#### Supplied records
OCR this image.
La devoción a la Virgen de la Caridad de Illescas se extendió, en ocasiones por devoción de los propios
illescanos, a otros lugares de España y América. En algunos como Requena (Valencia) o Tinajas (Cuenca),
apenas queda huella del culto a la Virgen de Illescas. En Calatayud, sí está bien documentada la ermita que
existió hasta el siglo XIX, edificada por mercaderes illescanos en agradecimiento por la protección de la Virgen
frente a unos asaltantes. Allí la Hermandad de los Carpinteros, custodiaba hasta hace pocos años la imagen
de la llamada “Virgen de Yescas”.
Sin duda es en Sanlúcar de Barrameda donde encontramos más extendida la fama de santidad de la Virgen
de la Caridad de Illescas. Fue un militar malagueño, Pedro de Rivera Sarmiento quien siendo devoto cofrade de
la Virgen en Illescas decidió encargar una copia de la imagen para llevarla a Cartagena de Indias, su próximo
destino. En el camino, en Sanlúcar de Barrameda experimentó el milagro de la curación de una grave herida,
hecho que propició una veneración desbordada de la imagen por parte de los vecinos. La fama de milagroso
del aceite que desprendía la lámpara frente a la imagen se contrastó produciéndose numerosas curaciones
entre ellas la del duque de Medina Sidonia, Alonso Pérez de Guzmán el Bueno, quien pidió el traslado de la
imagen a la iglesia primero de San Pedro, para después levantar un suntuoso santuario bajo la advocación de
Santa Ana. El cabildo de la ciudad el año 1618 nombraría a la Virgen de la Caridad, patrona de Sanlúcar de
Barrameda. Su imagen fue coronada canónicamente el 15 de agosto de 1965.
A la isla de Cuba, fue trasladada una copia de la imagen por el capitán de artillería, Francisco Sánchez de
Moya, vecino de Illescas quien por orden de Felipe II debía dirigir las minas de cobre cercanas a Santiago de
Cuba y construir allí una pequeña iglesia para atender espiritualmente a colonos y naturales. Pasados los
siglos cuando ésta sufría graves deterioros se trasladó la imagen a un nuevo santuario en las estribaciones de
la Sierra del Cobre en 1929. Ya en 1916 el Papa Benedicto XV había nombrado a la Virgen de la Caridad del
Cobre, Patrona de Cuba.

#### Task directions
Output all of the data again, exactly.

#### Answer to this exercise
OCR this image.
La devoción a la Virgen de la Caridad de Illescas se extendió, en ocasiones por devoción de los propios
illescanos, a otros lugares de España y América. En algunos como Requena (Valencia) o Tinajas (Cuenca),
apenas queda huella del culto a la Virgen de Illescas. En Calatayud, sí está bien documentada la ermita que
existió hasta el siglo XIX, edificada por mercaderes illescanos en agradecimiento por la protección de la Virgen
frente a unos asaltantes. Allí la Hermandad de los Carpinteros, custodiaba hasta hace pocos años la imagen
de la llamada “Virgen de Yescas”.
Sin duda es en Sanlúcar de Barrameda donde encontramos más extendida la fama de santidad de la Virgen
de la Caridad de Illescas. Fue un militar malagueño, Pedro de Rivera Sarmiento quien siendo devoto cofrade de
la Virgen en Illescas decidió encargar una copia de la imagen para llevarla a Cartagena de Indias, su próximo
destino. En el camino, en Sanlúcar de Barrameda experimentó el milagro de la curación de una grave herida,
hecho que propició una veneración desbordada de la imagen por parte de los vecinos. La fama de milagroso
del aceite que desprendía la lámpara frente a la imagen se contrastó produciéndose numerosas curaciones
entre ellas la del duque de Medina Sidonia, Alonso Pérez de Guzmán el Bueno, quien pidió el traslado de la
imagen a la iglesia primero de San Pedro, para después levantar un suntuoso santuario bajo la advocación de
Santa Ana. El cabildo de la ciudad el año 1618 nombraría a la Virgen de la Caridad, patrona de Sanlúcar de
Barrameda. Su imagen fue coronada canónicamente el 15 de agosto de 1965.
A la isla de Cuba, fue trasladada una copia de la imagen por el capitán de artillería, Francisco Sánchez de
Moya, vecino de Illescas quien por orden de Felipe II debía dirigir las minas de cobre cercanas a Santiago de
Cuba y construir allí una pequeña iglesia para atender espiritualmente a colonos y naturales. Pasados los
siglos cuando ésta sufría graves deterioros se trasladó la imagen a un nuevo santuario en las estribaciones de
la Sierra del Cobre en 1929. Ya en 1916 el Papa Benedicto XV había nombrado a la Virgen de la Caridad del
Cobre, Patrona de Cuba.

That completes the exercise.